** start of EXERCISE INPUT **

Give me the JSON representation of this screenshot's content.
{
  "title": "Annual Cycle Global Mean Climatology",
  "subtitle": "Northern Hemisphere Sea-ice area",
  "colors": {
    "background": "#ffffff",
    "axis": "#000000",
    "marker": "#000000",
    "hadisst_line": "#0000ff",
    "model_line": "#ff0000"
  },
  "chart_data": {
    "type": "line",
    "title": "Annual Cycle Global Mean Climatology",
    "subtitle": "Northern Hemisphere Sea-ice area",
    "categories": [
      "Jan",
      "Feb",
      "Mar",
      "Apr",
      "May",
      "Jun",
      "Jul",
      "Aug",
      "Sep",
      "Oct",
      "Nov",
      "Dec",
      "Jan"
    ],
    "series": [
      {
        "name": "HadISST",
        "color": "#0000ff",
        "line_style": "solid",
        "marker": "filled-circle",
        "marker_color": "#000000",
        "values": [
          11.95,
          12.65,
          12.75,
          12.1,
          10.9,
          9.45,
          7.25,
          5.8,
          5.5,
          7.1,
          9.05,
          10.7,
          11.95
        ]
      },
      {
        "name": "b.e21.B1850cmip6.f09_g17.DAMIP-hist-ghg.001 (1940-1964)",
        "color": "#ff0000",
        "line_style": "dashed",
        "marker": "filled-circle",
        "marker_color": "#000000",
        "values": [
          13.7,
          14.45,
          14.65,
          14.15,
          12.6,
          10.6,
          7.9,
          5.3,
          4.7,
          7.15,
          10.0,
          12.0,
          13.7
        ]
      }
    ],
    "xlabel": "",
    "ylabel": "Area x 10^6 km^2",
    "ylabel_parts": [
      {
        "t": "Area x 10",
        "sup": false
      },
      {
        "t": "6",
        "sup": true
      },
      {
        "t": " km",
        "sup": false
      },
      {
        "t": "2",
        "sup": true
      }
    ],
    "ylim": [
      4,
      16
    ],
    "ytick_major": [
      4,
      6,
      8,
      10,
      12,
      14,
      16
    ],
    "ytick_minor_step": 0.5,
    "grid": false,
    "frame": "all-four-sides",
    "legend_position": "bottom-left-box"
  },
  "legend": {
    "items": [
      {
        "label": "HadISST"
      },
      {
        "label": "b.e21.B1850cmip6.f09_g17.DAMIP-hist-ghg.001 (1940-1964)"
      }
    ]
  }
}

** end of EXERCISE INPUT **
** start of EXERCISE INPUT **

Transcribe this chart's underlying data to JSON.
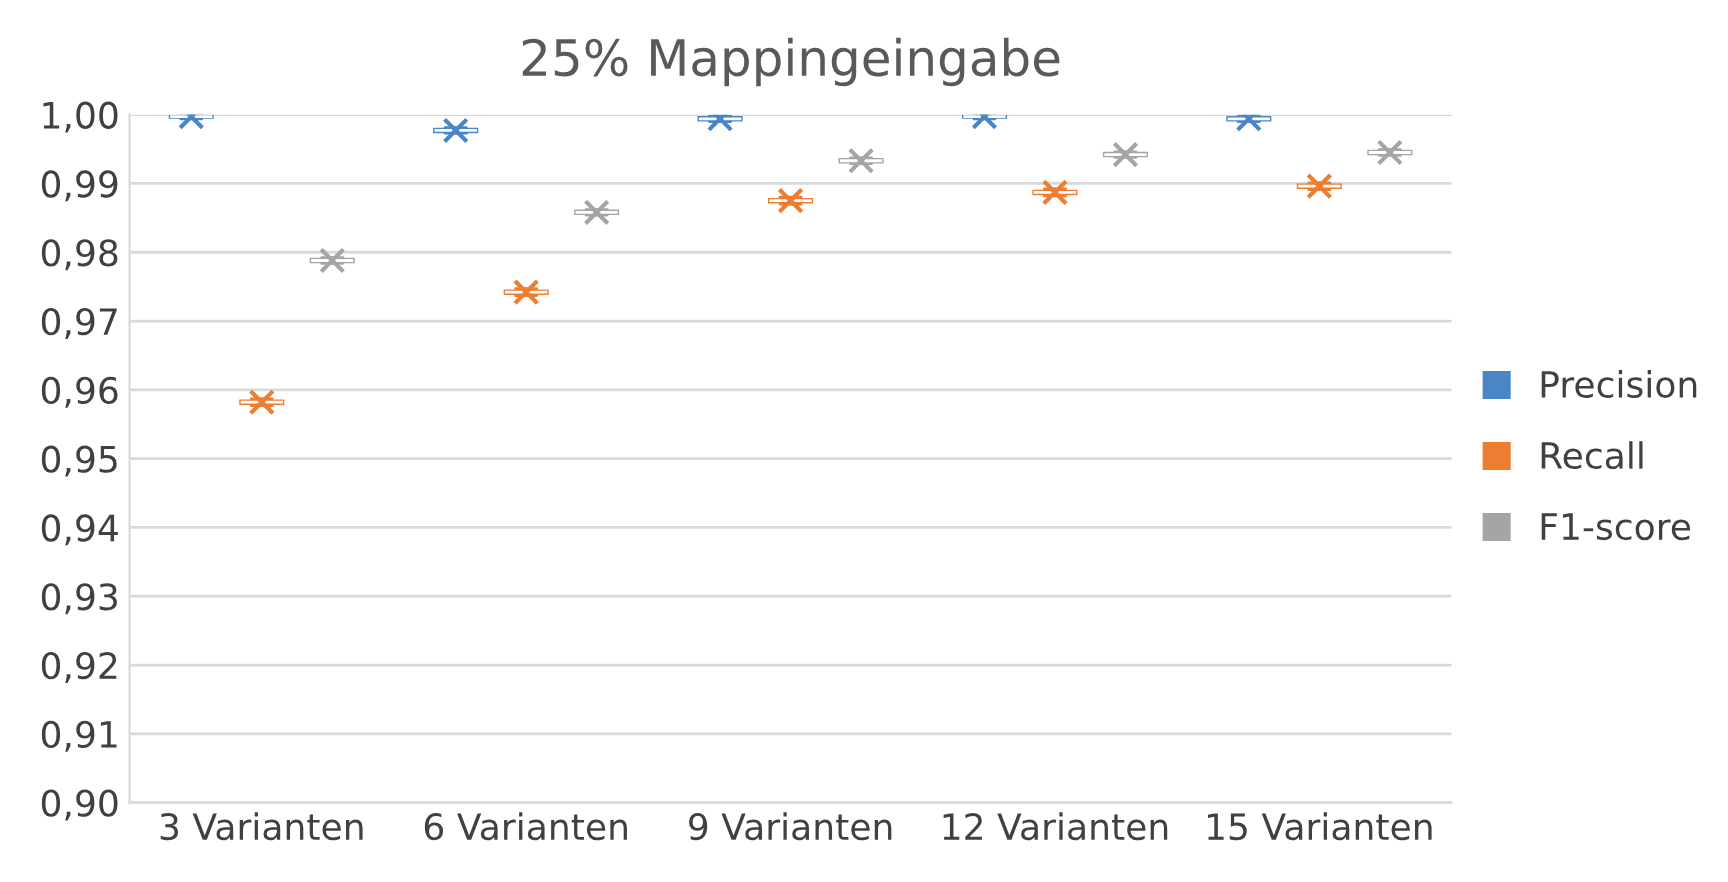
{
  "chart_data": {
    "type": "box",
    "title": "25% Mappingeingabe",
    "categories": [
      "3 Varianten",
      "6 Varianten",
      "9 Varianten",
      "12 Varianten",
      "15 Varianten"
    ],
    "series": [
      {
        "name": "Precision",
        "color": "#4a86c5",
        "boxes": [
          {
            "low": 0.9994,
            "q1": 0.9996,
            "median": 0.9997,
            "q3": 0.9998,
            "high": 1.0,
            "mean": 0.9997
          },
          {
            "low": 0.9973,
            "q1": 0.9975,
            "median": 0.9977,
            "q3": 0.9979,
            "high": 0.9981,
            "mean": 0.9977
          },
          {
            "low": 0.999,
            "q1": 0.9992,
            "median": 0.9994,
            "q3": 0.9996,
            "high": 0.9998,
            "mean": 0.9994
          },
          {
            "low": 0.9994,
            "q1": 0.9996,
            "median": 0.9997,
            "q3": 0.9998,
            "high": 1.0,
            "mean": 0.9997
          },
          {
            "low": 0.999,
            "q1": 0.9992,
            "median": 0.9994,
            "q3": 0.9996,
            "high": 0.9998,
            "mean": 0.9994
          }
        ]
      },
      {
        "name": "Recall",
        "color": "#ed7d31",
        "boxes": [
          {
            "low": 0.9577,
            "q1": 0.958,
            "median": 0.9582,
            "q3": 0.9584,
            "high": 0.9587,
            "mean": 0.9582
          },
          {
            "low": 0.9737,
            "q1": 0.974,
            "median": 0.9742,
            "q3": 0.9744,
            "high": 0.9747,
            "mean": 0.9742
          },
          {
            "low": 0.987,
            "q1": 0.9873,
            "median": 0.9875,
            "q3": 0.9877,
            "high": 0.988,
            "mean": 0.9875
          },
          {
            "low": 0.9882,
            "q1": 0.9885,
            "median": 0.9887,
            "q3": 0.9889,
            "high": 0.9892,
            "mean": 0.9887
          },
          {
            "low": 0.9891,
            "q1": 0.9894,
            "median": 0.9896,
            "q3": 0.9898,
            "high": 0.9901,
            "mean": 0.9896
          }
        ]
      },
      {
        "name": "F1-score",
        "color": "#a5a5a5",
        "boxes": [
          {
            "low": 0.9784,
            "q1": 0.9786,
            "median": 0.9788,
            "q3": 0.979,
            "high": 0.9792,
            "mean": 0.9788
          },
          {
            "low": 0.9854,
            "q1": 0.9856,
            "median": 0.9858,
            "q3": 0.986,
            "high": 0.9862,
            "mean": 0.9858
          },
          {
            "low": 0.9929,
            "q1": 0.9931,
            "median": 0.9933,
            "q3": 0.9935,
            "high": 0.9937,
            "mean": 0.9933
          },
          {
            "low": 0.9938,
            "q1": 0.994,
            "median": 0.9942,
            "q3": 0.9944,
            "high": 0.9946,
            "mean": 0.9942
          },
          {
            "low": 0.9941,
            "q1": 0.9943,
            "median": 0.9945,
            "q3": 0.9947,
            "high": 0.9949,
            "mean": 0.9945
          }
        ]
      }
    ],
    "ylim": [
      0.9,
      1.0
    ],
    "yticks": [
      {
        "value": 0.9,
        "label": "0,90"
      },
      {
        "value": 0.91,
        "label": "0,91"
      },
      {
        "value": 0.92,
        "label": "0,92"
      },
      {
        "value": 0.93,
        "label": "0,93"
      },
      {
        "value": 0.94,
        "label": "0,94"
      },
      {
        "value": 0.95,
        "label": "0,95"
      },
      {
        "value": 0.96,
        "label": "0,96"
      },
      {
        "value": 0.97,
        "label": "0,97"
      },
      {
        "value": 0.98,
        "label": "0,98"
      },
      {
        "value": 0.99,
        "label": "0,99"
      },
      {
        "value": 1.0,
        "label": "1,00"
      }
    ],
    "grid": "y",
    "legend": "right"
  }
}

** end of EXERCISE INPUT **

Look through the lines above and collect those with the word "Climatology".

  "title": "Annual Cycle Global Mean Climatology",
    "title": "Annual Cycle Global Mean Climatology",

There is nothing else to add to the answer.